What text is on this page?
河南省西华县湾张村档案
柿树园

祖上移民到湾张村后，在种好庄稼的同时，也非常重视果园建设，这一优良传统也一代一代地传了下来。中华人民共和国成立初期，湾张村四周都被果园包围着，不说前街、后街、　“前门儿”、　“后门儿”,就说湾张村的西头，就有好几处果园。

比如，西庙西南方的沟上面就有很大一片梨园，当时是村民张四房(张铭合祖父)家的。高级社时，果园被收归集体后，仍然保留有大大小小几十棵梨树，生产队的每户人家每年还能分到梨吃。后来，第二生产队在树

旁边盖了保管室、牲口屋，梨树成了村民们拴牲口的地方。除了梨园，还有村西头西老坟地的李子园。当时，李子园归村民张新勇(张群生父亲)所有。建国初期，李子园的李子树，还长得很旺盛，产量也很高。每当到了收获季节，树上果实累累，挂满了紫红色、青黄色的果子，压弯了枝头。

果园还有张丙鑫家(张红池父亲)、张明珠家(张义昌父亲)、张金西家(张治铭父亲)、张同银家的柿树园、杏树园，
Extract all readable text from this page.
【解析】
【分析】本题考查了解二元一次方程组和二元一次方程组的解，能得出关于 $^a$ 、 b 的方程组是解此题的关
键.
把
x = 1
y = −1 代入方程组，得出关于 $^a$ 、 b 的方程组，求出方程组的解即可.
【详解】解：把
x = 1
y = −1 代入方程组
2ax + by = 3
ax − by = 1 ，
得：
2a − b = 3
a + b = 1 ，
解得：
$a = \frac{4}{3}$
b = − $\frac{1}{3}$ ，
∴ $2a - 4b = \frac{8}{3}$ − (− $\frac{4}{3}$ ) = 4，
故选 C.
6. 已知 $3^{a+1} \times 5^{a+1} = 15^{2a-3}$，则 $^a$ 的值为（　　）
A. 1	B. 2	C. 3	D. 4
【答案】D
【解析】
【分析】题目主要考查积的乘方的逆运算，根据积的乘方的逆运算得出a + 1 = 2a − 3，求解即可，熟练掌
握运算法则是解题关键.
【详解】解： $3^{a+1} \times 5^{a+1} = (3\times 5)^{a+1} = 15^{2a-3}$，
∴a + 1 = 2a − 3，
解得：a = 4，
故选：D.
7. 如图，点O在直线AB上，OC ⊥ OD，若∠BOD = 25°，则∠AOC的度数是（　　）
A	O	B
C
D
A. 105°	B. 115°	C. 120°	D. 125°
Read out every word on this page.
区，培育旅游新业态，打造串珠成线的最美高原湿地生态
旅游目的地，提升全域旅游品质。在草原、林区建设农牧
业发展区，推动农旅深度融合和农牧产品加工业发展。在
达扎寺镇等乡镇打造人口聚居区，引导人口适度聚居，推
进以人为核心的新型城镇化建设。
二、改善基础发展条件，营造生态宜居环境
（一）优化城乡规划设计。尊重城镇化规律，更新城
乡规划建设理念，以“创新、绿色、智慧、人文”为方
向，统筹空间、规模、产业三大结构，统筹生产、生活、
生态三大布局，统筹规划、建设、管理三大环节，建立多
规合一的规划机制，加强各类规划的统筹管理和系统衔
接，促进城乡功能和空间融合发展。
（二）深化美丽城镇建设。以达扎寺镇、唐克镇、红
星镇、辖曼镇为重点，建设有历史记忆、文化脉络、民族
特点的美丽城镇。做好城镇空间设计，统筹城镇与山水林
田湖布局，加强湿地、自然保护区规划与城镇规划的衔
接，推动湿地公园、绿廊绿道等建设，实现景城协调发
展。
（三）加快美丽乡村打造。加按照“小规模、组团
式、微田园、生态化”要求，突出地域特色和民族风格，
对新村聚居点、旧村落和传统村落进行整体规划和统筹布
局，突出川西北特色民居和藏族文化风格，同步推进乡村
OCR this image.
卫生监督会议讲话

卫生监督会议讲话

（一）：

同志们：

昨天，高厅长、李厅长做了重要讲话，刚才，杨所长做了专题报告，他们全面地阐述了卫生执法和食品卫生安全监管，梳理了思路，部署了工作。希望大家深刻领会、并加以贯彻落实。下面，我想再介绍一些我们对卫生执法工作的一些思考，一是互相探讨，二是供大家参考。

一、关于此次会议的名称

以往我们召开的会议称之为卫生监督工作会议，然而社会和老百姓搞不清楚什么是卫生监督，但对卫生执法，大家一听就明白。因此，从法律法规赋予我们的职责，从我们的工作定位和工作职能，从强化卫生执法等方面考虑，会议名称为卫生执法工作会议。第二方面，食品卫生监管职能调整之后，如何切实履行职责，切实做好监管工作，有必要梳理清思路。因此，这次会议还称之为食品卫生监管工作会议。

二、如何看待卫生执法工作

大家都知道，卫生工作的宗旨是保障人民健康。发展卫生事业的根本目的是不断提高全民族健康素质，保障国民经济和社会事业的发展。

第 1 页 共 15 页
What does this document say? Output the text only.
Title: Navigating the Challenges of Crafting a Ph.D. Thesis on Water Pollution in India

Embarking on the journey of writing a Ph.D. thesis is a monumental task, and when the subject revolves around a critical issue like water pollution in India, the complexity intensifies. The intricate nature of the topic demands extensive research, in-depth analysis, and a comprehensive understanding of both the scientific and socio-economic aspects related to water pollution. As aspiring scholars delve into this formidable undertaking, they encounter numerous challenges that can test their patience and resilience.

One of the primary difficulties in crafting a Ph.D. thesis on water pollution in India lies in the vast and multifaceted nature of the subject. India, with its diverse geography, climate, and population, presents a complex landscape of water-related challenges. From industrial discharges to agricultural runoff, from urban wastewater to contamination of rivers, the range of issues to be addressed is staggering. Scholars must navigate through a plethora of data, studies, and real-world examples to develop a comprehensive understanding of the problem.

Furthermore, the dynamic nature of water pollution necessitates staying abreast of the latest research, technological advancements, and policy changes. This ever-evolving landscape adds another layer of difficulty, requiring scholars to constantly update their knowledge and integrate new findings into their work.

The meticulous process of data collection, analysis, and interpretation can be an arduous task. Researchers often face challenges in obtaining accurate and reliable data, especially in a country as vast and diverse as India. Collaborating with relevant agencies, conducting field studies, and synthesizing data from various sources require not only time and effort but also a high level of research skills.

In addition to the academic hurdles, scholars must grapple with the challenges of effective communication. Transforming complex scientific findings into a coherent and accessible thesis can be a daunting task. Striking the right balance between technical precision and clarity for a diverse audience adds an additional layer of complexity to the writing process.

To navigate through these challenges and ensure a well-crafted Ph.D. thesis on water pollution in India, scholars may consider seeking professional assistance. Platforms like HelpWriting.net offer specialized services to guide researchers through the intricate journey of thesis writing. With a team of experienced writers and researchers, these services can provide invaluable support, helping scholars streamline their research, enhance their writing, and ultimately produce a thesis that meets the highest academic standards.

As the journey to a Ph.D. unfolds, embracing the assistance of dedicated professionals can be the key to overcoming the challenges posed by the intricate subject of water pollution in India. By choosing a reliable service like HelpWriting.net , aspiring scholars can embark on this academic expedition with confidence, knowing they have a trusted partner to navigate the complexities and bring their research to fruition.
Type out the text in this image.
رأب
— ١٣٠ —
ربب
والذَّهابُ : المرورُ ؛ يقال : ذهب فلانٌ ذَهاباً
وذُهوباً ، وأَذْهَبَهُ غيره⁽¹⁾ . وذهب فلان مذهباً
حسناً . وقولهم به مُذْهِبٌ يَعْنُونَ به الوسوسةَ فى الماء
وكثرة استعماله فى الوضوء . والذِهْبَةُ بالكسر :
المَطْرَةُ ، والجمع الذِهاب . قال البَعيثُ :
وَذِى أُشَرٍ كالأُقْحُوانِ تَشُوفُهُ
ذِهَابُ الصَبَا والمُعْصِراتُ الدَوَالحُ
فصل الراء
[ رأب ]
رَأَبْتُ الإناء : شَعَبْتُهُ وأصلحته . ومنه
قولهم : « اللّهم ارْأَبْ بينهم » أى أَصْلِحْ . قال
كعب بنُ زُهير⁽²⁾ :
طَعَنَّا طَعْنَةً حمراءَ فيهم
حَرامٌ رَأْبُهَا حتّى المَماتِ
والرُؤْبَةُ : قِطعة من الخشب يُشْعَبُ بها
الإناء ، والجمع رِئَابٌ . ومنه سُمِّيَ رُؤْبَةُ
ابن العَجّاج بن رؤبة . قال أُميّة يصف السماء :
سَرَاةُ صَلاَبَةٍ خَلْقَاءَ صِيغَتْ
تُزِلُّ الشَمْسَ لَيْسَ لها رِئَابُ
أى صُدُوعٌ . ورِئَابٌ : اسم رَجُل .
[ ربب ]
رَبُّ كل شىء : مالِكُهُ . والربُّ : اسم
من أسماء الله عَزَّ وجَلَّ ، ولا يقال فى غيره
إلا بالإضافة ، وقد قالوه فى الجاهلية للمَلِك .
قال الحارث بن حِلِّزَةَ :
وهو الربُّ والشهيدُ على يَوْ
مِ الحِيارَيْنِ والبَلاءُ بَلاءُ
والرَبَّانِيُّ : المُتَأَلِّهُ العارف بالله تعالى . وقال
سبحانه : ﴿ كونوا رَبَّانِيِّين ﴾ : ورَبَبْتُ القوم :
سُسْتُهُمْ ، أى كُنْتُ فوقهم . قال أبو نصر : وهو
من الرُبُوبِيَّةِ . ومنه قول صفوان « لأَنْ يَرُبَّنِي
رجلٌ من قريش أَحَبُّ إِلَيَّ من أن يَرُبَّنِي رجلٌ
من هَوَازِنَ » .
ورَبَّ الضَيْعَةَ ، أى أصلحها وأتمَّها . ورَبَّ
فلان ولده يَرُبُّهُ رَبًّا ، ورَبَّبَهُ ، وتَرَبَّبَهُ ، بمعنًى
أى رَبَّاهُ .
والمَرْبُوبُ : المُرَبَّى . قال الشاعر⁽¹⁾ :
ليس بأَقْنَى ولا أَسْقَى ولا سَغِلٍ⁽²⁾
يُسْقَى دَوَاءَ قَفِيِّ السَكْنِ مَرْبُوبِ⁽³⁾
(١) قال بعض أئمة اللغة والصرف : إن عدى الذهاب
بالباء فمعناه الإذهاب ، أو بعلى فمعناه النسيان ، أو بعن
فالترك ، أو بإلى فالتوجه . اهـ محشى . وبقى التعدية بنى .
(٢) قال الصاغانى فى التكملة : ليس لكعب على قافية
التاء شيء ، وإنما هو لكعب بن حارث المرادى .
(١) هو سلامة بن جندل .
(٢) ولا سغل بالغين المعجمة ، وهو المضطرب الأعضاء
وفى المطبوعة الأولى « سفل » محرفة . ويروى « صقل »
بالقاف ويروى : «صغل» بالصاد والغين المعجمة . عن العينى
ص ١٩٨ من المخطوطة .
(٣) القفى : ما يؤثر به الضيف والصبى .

_ _ _ _

» **WRITTEN REQUEST**:
Pull out all lines from the entries above that include the word "findings".

» **SOLUTION TO THIS TASK**:
Furthermore, the dynamic nature of water pollution necessitates staying abreast of the latest research, technological advancements, and policy changes. This ever-evolving landscape adds another layer of difficulty, requiring scholars to constantly update their knowledge and integrate new findings into their work.
In addition to the academic hurdles, scholars must grapple with the challenges of effective communication. Transforming complex scientific findings into a coherent and accessible thesis can be a daunting task. Striking the right balance between technical precision and clarity for a diverse audience adds an additional layer of complexity to the writing process.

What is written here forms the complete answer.